_Exercise requirements_. Print all of the lines exactly. Any picture among them stays out.

Excerpts from a figure dataset:
────────

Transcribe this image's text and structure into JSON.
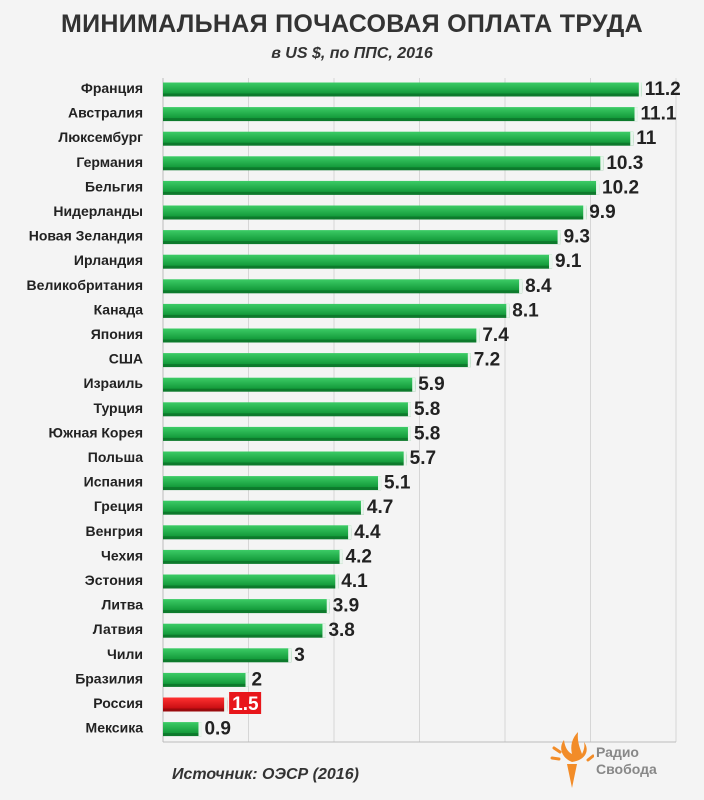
{
  "chart_data": {
    "type": "bar",
    "orientation": "horizontal",
    "title": "МИНИМАЛЬНАЯ ПОЧАСОВАЯ ОПЛАТА ТРУДА",
    "subtitle": "в US $, по ППС, 2016",
    "categories": [
      "Франция",
      "Австралия",
      "Люксембург",
      "Германия",
      "Бельгия",
      "Нидерланды",
      "Новая Зеландия",
      "Ирландия",
      "Великобритания",
      "Канада",
      "Япония",
      "США",
      "Израиль",
      "Турция",
      "Южная Корея",
      "Польша",
      "Испания",
      "Греция",
      "Венгрия",
      "Чехия",
      "Эстония",
      "Литва",
      "Латвия",
      "Чили",
      "Бразилия",
      "Россия",
      "Мексика"
    ],
    "values": [
      11.2,
      11.1,
      11,
      10.3,
      10.2,
      9.9,
      9.3,
      9.1,
      8.4,
      8.1,
      7.4,
      7.2,
      5.9,
      5.8,
      5.8,
      5.7,
      5.1,
      4.7,
      4.4,
      4.2,
      4.1,
      3.9,
      3.8,
      3,
      2,
      1.5,
      0.9
    ],
    "value_labels": [
      "11.2",
      "11.1",
      "11",
      "10.3",
      "10.2",
      "9.9",
      "9.3",
      "9.1",
      "8.4",
      "8.1",
      "7.4",
      "7.2",
      "5.9",
      "5.8",
      "5.8",
      "5.7",
      "5.1",
      "4.7",
      "4.4",
      "4.2",
      "4.1",
      "3.9",
      "3.8",
      "3",
      "2",
      "1.5",
      "0.9"
    ],
    "highlight": "Россия",
    "xlim": [
      0,
      12
    ],
    "grid": true,
    "colors": {
      "bar": "#1fb14a",
      "highlight": "#e8161b",
      "grid": "#d6d6d6"
    }
  },
  "source": "Источник:  ОЭСР (2016)",
  "logo": {
    "line1": "Радио",
    "line2": "Свобода",
    "icon": "torch-icon",
    "color": "#f28c28"
  }
}
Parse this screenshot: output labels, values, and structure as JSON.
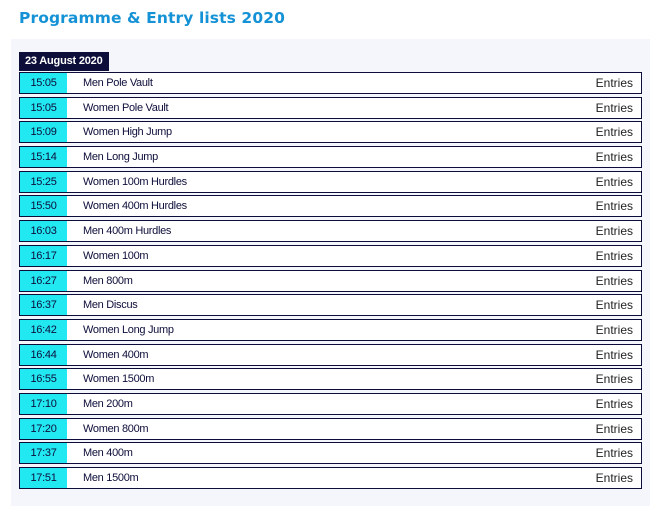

────────

_Reply_.
Transcribe this image's text and structure into JSON.
{
  "chart_data": {
    "type": "bar",
    "orientation": "horizontal",
    "title": "МИНИМАЛЬНАЯ ПОЧАСОВАЯ ОПЛАТА ТРУДА",
    "subtitle": "в US $, по ППС, 2016",
    "categories": [
      "Франция",
      "Австралия",
      "Люксембург",
      "Германия",
      "Бельгия",
      "Нидерланды",
      "Новая Зеландия",
      "Ирландия",
      "Великобритания",
      "Канада",
      "Япония",
      "США",
      "Израиль",
      "Турция",
      "Южная Корея",
      "Польша",
      "Испания",
      "Греция",
      "Венгрия",
      "Чехия",
      "Эстония",
      "Литва",
      "Латвия",
      "Чили",
      "Бразилия",
      "Россия",
      "Мексика"
    ],
    "values": [
      11.2,
      11.1,
      11,
      10.3,
      10.2,
      9.9,
      9.3,
      9.1,
      8.4,
      8.1,
      7.4,
      7.2,
      5.9,
      5.8,
      5.8,
      5.7,
      5.1,
      4.7,
      4.4,
      4.2,
      4.1,
      3.9,
      3.8,
      3,
      2,
      1.5,
      0.9
    ],
    "value_labels": [
      "11.2",
      "11.1",
      "11",
      "10.3",
      "10.2",
      "9.9",
      "9.3",
      "9.1",
      "8.4",
      "8.1",
      "7.4",
      "7.2",
      "5.9",
      "5.8",
      "5.8",
      "5.7",
      "5.1",
      "4.7",
      "4.4",
      "4.2",
      "4.1",
      "3.9",
      "3.8",
      "3",
      "2",
      "1.5",
      "0.9"
    ],
    "highlight": "Россия",
    "xlim": [
      0,
      12
    ],
    "grid": true,
    "colors": {
      "bar": "#1fb14a",
      "highlight": "#e8161b",
      "grid": "#d6d6d6"
    }
  },
  "source": "Источник:  ОЭСР (2016)",
  "logo": {
    "line1": "Радио",
    "line2": "Свобода",
    "icon": "torch-icon",
    "color": "#f28c28"
  }
}
Parse this screenshot: output labels, values, and structure as JSON.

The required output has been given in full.